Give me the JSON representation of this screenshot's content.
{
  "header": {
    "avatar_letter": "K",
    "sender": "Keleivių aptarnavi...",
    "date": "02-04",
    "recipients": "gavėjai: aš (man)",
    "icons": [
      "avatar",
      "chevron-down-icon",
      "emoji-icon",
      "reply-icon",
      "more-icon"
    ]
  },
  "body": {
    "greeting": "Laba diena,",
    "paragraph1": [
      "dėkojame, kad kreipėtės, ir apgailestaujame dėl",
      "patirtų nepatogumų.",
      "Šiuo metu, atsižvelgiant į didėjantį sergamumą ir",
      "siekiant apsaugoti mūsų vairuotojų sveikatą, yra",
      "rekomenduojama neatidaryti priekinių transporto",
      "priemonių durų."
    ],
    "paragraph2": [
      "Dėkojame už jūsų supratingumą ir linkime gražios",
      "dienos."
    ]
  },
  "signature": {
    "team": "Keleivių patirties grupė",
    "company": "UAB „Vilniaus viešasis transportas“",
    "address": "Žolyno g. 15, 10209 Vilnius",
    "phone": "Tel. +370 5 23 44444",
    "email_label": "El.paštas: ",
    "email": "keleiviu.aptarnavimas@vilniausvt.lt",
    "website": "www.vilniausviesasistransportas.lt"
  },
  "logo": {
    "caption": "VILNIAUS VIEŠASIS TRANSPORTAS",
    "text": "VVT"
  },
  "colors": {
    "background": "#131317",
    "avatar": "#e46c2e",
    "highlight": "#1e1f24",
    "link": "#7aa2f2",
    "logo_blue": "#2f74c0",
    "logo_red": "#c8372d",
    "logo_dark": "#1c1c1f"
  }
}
※
**Work to be completed**:
Transcribe all the entries, keeping each one exactly as it is.

**Exercise response**:
Give me the JSON representation of this screenshot's content.
{
  "header": {
    "avatar_letter": "K",
    "sender": "Keleivių aptarnavi...",
    "date": "02-04",
    "recipients": "gavėjai: aš (man)",
    "icons": [
      "avatar",
      "chevron-down-icon",
      "emoji-icon",
      "reply-icon",
      "more-icon"
    ]
  },
  "body": {
    "greeting": "Laba diena,",
    "paragraph1": [
      "dėkojame, kad kreipėtės, ir apgailestaujame dėl",
      "patirtų nepatogumų.",
      "Šiuo metu, atsižvelgiant į didėjantį sergamumą ir",
      "siekiant apsaugoti mūsų vairuotojų sveikatą, yra",
      "rekomenduojama neatidaryti priekinių transporto",
      "priemonių durų."
    ],
    "paragraph2": [
      "Dėkojame už jūsų supratingumą ir linkime gražios",
      "dienos."
    ]
  },
  "signature": {
    "team": "Keleivių patirties grupė",
    "company": "UAB „Vilniaus viešasis transportas“",
    "address": "Žolyno g. 15, 10209 Vilnius",
    "phone": "Tel. +370 5 23 44444",
    "email_label": "El.paštas: ",
    "email": "keleiviu.aptarnavimas@vilniausvt.lt",
    "website": "www.vilniausviesasistransportas.lt"
  },
  "logo": {
    "caption": "VILNIAUS VIEŠASIS TRANSPORTAS",
    "text": "VVT"
  },
  "colors": {
    "background": "#131317",
    "avatar": "#e46c2e",
    "highlight": "#1e1f24",
    "link": "#7aa2f2",
    "logo_blue": "#2f74c0",
    "logo_red": "#c8372d",
    "logo_dark": "#1c1c1f"
  }
}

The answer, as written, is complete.